▶ What this task involves: Repeat the records exactly. Every line must match.
^^^^
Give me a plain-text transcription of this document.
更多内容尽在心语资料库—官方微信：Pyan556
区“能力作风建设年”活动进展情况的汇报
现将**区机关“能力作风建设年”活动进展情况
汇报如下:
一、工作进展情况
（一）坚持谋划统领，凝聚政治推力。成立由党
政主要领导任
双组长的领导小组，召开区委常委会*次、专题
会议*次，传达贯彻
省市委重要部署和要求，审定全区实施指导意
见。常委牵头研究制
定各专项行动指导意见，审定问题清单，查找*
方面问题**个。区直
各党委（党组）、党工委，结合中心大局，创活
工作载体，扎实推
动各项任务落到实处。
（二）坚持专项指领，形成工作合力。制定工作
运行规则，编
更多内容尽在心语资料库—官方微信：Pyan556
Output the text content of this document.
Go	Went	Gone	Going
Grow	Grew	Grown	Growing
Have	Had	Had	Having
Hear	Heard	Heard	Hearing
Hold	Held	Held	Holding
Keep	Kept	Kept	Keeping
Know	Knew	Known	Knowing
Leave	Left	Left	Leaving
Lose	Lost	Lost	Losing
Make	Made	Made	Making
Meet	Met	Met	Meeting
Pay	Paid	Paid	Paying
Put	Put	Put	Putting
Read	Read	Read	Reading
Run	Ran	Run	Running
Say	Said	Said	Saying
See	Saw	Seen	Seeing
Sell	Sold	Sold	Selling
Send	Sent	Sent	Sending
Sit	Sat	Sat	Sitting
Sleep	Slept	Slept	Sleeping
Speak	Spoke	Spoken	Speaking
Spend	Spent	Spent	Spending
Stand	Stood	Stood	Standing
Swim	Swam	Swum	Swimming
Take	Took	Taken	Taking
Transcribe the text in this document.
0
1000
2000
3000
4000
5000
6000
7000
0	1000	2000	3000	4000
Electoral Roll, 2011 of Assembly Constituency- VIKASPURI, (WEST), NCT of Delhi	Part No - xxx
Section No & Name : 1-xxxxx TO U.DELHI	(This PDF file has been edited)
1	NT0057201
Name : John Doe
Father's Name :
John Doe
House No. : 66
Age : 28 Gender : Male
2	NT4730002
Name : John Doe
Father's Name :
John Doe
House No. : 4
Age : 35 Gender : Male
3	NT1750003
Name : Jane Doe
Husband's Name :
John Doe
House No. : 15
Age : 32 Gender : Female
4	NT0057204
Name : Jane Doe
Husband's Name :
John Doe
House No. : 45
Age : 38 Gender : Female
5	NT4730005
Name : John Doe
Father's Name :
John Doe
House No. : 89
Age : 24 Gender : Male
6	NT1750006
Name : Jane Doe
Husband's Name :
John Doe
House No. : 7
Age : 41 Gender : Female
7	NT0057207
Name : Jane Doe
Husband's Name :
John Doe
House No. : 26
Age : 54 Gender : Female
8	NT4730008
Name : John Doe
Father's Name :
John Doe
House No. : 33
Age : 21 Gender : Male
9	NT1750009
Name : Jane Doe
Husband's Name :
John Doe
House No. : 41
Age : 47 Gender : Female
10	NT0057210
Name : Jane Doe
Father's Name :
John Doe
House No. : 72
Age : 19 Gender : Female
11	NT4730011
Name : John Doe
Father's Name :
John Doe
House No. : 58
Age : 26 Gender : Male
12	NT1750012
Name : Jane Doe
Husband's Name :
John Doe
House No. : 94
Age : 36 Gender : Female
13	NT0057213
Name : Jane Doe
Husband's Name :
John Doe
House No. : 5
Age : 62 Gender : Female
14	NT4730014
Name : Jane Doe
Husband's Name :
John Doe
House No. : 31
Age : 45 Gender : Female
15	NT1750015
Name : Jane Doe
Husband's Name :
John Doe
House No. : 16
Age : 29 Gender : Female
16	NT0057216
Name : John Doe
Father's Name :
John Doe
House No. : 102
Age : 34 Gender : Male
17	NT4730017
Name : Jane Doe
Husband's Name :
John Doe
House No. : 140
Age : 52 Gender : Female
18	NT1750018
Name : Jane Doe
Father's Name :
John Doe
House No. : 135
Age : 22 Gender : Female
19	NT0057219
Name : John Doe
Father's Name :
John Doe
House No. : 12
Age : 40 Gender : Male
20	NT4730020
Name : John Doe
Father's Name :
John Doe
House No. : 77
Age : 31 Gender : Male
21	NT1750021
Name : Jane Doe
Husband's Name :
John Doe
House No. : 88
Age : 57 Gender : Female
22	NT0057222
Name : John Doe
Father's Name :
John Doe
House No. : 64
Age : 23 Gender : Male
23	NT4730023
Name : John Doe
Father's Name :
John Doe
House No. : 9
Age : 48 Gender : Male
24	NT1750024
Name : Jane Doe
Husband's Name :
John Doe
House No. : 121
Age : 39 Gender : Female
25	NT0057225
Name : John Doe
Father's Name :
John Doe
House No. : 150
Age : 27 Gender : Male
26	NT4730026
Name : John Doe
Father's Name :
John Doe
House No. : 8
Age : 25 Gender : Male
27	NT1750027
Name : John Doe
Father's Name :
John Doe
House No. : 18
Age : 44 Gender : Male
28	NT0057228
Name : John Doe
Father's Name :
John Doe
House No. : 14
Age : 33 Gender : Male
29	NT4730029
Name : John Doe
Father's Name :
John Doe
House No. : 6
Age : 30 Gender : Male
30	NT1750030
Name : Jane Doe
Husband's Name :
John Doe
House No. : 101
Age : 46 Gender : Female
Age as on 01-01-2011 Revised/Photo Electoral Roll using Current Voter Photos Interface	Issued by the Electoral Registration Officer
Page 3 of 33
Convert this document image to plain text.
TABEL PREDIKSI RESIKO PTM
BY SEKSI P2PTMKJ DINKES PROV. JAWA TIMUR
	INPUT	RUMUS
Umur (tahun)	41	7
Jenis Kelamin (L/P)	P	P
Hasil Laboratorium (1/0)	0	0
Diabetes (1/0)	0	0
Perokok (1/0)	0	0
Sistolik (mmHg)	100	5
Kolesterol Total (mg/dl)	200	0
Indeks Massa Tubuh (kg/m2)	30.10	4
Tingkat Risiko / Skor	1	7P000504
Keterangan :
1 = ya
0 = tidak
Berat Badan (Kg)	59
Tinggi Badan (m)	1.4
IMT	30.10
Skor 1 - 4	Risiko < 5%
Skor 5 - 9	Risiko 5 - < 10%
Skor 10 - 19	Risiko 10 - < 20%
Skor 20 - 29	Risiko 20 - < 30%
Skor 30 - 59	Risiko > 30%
^^^^
▶ Problem solution:
Give me a plain-text transcription of this document.
更多内容尽在心语资料库—官方微信：Pyan556
区“能力作风建设年”活动进展情况的汇报
现将**区机关“能力作风建设年”活动进展情况
汇报如下:
一、工作进展情况
（一）坚持谋划统领，凝聚政治推力。成立由党
政主要领导任
双组长的领导小组，召开区委常委会*次、专题
会议*次，传达贯彻
省市委重要部署和要求，审定全区实施指导意
见。常委牵头研究制
定各专项行动指导意见，审定问题清单，查找*
方面问题**个。区直
各党委（党组）、党工委，结合中心大局，创活
工作载体，扎实推
动各项任务落到实处。
（二）坚持专项指领，形成工作合力。制定工作
运行规则，编
更多内容尽在心语资料库—官方微信：Pyan556
Output the text content of this document.
Go	Went	Gone	Going
Grow	Grew	Grown	Growing
Have	Had	Had	Having
Hear	Heard	Heard	Hearing
Hold	Held	Held	Holding
Keep	Kept	Kept	Keeping
Know	Knew	Known	Knowing
Leave	Left	Left	Leaving
Lose	Lost	Lost	Losing
Make	Made	Made	Making
Meet	Met	Met	Meeting
Pay	Paid	Paid	Paying
Put	Put	Put	Putting
Read	Read	Read	Reading
Run	Ran	Run	Running
Say	Said	Said	Saying
See	Saw	Seen	Seeing
Sell	Sold	Sold	Selling
Send	Sent	Sent	Sending
Sit	Sat	Sat	Sitting
Sleep	Slept	Slept	Sleeping
Speak	Spoke	Spoken	Speaking
Spend	Spent	Spent	Spending
Stand	Stood	Stood	Standing
Swim	Swam	Swum	Swimming
Take	Took	Taken	Taking
Transcribe the text in this document.
0
1000
2000
3000
4000
5000
6000
7000
0	1000	2000	3000	4000
Electoral Roll, 2011 of Assembly Constituency- VIKASPURI, (WEST), NCT of Delhi	Part No - xxx
Section No & Name : 1-xxxxx TO U.DELHI	(This PDF file has been edited)
1	NT0057201
Name : John Doe
Father's Name :
John Doe
House No. : 66
Age : 28 Gender : Male
2	NT4730002
Name : John Doe
Father's Name :
John Doe
House No. : 4
Age : 35 Gender : Male
3	NT1750003
Name : Jane Doe
Husband's Name :
John Doe
House No. : 15
Age : 32 Gender : Female
4	NT0057204
Name : Jane Doe
Husband's Name :
John Doe
House No. : 45
Age : 38 Gender : Female
5	NT4730005
Name : John Doe
Father's Name :
John Doe
House No. : 89
Age : 24 Gender : Male
6	NT1750006
Name : Jane Doe
Husband's Name :
John Doe
House No. : 7
Age : 41 Gender : Female
7	NT0057207
Name : Jane Doe
Husband's Name :
John Doe
House No. : 26
Age : 54 Gender : Female
8	NT4730008
Name : John Doe
Father's Name :
John Doe
House No. : 33
Age : 21 Gender : Male
9	NT1750009
Name : Jane Doe
Husband's Name :
John Doe
House No. : 41
Age : 47 Gender : Female
10	NT0057210
Name : Jane Doe
Father's Name :
John Doe
House No. : 72
Age : 19 Gender : Female
11	NT4730011
Name : John Doe
Father's Name :
John Doe
House No. : 58
Age : 26 Gender : Male
12	NT1750012
Name : Jane Doe
Husband's Name :
John Doe
House No. : 94
Age : 36 Gender : Female
13	NT0057213
Name : Jane Doe
Husband's Name :
John Doe
House No. : 5
Age : 62 Gender : Female
14	NT4730014
Name : Jane Doe
Husband's Name :
John Doe
House No. : 31
Age : 45 Gender : Female
15	NT1750015
Name : Jane Doe
Husband's Name :
John Doe
House No. : 16
Age : 29 Gender : Female
16	NT0057216
Name : John Doe
Father's Name :
John Doe
House No. : 102
Age : 34 Gender : Male
17	NT4730017
Name : Jane Doe
Husband's Name :
John Doe
House No. : 140
Age : 52 Gender : Female
18	NT1750018
Name : Jane Doe
Father's Name :
John Doe
House No. : 135
Age : 22 Gender : Female
19	NT0057219
Name : John Doe
Father's Name :
John Doe
House No. : 12
Age : 40 Gender : Male
20	NT4730020
Name : John Doe
Father's Name :
John Doe
House No. : 77
Age : 31 Gender : Male
21	NT1750021
Name : Jane Doe
Husband's Name :
John Doe
House No. : 88
Age : 57 Gender : Female
22	NT0057222
Name : John Doe
Father's Name :
John Doe
House No. : 64
Age : 23 Gender : Male
23	NT4730023
Name : John Doe
Father's Name :
John Doe
House No. : 9
Age : 48 Gender : Male
24	NT1750024
Name : Jane Doe
Husband's Name :
John Doe
House No. : 121
Age : 39 Gender : Female
25	NT0057225
Name : John Doe
Father's Name :
John Doe
House No. : 150
Age : 27 Gender : Male
26	NT4730026
Name : John Doe
Father's Name :
John Doe
House No. : 8
Age : 25 Gender : Male
27	NT1750027
Name : John Doe
Father's Name :
John Doe
House No. : 18
Age : 44 Gender : Male
28	NT0057228
Name : John Doe
Father's Name :
John Doe
House No. : 14
Age : 33 Gender : Male
29	NT4730029
Name : John Doe
Father's Name :
John Doe
House No. : 6
Age : 30 Gender : Male
30	NT1750030
Name : Jane Doe
Husband's Name :
John Doe
House No. : 101
Age : 46 Gender : Female
Age as on 01-01-2011 Revised/Photo Electoral Roll using Current Voter Photos Interface	Issued by the Electoral Registration Officer
Page 3 of 33
Convert this document image to plain text.
TABEL PREDIKSI RESIKO PTM
BY SEKSI P2PTMKJ DINKES PROV. JAWA TIMUR
	INPUT	RUMUS
Umur (tahun)	41	7
Jenis Kelamin (L/P)	P	P
Hasil Laboratorium (1/0)	0	0
Diabetes (1/0)	0	0
Perokok (1/0)	0	0
Sistolik (mmHg)	100	5
Kolesterol Total (mg/dl)	200	0
Indeks Massa Tubuh (kg/m2)	30.10	4
Tingkat Risiko / Skor	1	7P000504
Keterangan :
1 = ya
0 = tidak
Berat Badan (Kg)	59
Tinggi Badan (m)	1.4
IMT	30.10
Skor 1 - 4	Risiko < 5%
Skor 5 - 9	Risiko 5 - < 10%
Skor 10 - 19	Risiko 10 - < 20%
Skor 20 - 29	Risiko 20 - < 30%
Skor 30 - 59	Risiko > 30%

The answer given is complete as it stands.